*Task:* Retype exactly the line holding "Transcribe the text in this document." and each line that follows, down to the last one. Exclude pictures.

*Stored rows:*
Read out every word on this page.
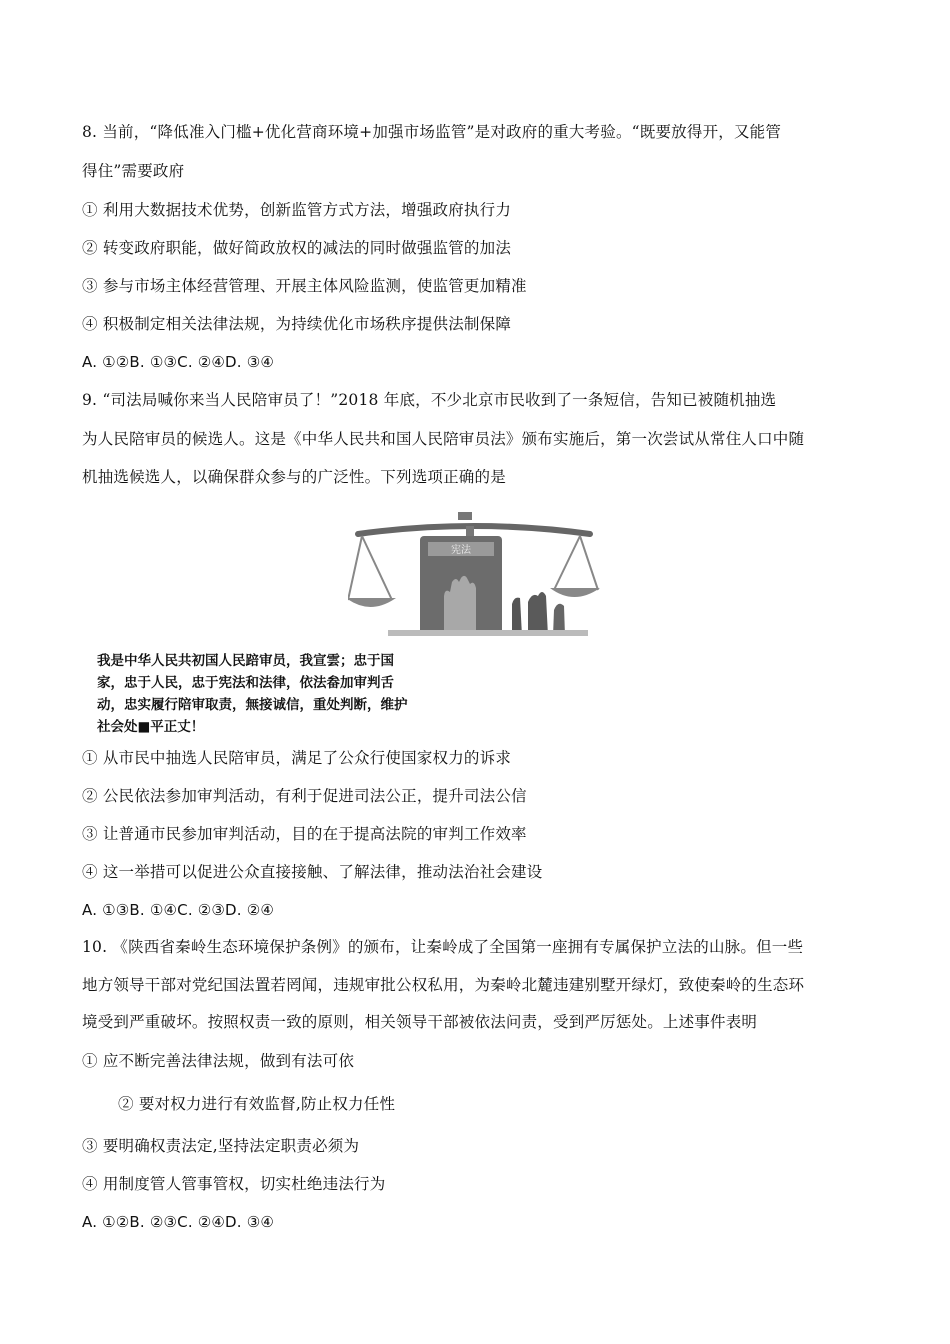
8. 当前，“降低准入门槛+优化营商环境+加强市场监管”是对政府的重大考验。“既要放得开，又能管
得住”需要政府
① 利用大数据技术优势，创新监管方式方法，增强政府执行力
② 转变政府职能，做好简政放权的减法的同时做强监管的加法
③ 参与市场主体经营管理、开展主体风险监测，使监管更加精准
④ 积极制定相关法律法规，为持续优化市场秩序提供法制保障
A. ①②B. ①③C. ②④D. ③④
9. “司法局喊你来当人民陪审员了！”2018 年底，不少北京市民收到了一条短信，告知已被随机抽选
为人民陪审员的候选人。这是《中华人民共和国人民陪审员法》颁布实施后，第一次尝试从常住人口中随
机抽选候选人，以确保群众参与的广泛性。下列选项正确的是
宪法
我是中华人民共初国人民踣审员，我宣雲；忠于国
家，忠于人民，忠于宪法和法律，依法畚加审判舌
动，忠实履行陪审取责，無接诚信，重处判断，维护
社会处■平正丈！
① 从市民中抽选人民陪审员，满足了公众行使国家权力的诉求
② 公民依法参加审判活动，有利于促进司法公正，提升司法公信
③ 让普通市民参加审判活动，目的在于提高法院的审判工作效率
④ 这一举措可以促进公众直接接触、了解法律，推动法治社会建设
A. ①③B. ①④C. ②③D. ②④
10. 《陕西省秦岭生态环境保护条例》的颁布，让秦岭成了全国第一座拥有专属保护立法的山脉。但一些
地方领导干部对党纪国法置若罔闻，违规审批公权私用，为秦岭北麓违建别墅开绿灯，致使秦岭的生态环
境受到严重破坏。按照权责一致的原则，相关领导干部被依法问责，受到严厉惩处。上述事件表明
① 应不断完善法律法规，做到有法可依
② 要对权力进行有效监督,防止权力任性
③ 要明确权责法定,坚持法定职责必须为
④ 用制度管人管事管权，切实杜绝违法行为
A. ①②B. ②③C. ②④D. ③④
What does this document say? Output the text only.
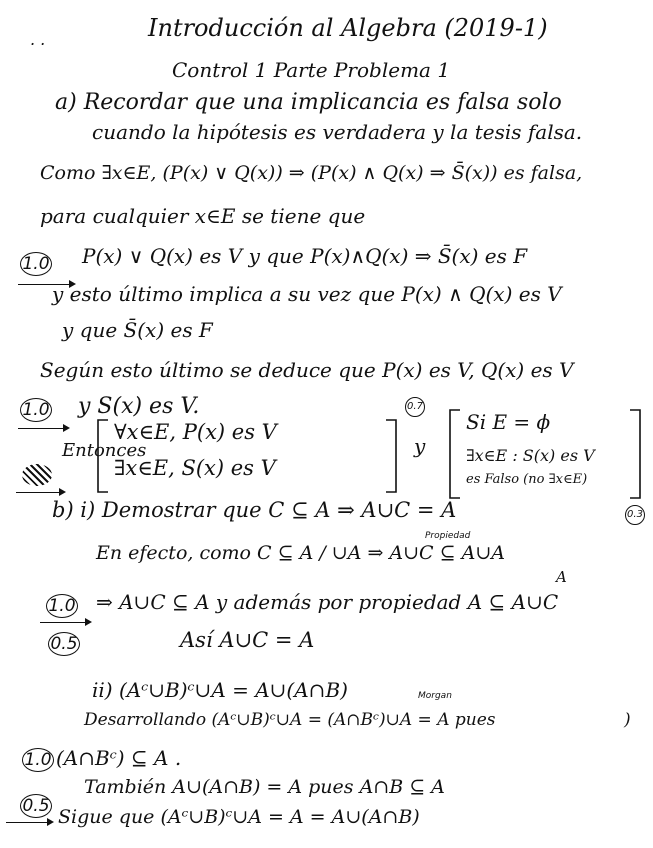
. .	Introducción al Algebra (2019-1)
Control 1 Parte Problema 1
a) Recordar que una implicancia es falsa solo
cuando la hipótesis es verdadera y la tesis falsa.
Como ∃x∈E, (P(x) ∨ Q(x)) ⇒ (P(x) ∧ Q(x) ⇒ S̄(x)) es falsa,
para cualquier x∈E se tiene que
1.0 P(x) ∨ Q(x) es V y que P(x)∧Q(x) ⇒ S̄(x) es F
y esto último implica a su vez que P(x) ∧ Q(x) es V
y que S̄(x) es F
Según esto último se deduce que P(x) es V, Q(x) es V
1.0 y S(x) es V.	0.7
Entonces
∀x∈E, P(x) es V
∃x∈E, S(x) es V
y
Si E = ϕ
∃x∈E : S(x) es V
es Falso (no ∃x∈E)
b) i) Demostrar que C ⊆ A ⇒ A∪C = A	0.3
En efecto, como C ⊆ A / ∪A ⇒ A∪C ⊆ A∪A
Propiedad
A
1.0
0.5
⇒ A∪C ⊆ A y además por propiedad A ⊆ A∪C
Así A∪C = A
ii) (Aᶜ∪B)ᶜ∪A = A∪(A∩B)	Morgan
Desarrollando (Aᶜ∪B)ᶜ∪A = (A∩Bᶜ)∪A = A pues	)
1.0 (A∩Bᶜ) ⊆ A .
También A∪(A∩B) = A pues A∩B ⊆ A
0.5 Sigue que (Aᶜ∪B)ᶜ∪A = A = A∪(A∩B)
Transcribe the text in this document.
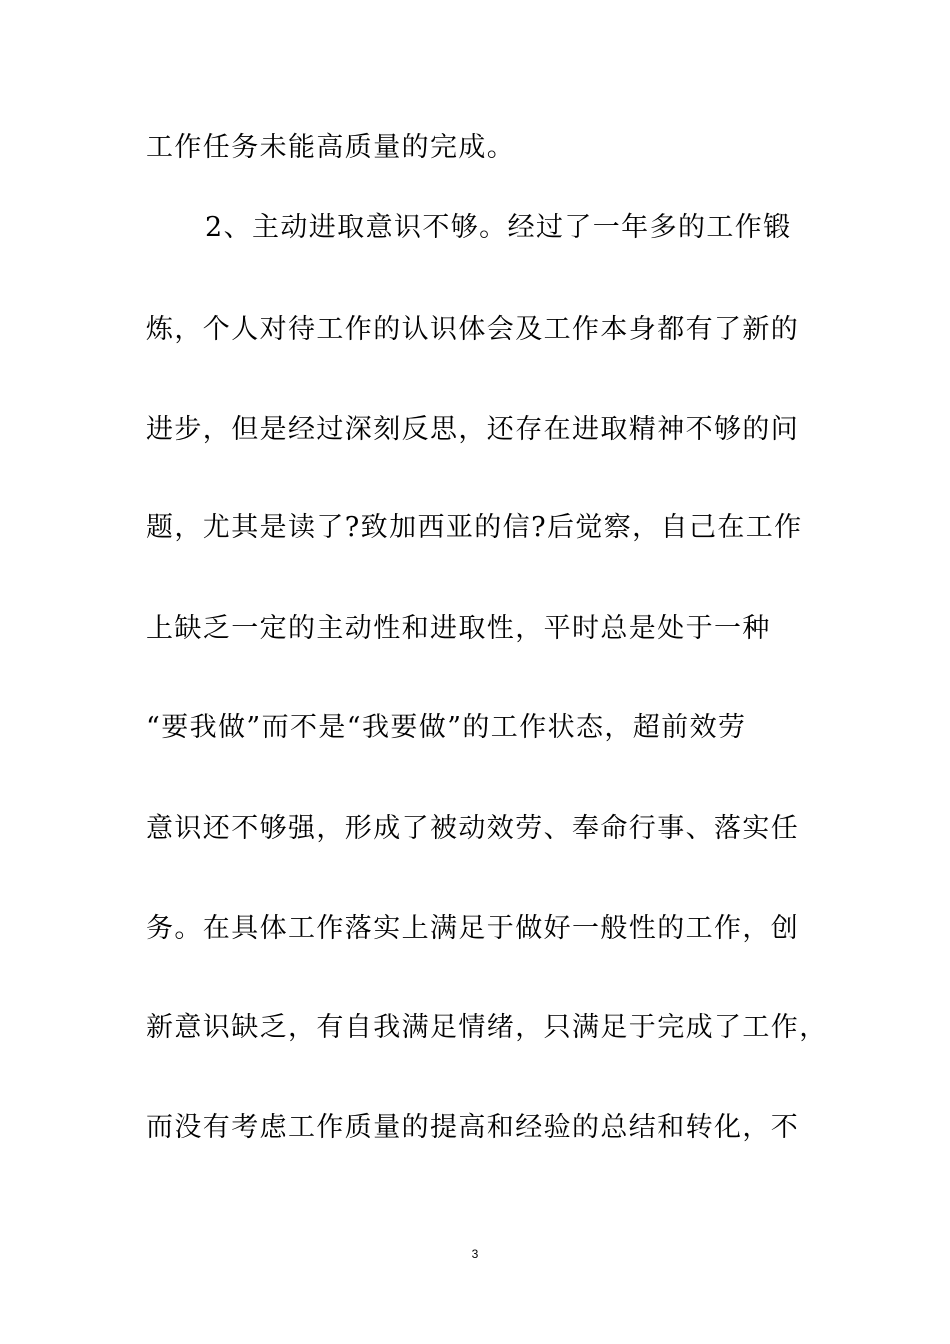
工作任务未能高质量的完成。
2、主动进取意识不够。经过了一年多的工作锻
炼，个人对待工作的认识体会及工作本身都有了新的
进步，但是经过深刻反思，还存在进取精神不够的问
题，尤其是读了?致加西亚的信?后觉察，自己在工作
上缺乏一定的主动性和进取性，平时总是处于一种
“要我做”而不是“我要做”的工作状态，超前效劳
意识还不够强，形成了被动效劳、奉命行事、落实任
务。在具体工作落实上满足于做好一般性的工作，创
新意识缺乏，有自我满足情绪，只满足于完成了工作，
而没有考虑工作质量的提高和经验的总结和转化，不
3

*Result for this exercise:*
Transcribe the text in this document.
工作任务未能高质量的完成。
2、主动进取意识不够。经过了一年多的工作锻
炼，个人对待工作的认识体会及工作本身都有了新的
进步，但是经过深刻反思，还存在进取精神不够的问
题，尤其是读了?致加西亚的信?后觉察，自己在工作
上缺乏一定的主动性和进取性，平时总是处于一种
“要我做”而不是“我要做”的工作状态，超前效劳
意识还不够强，形成了被动效劳、奉命行事、落实任
务。在具体工作落实上满足于做好一般性的工作，创
新意识缺乏，有自我满足情绪，只满足于完成了工作，
而没有考虑工作质量的提高和经验的总结和转化，不
3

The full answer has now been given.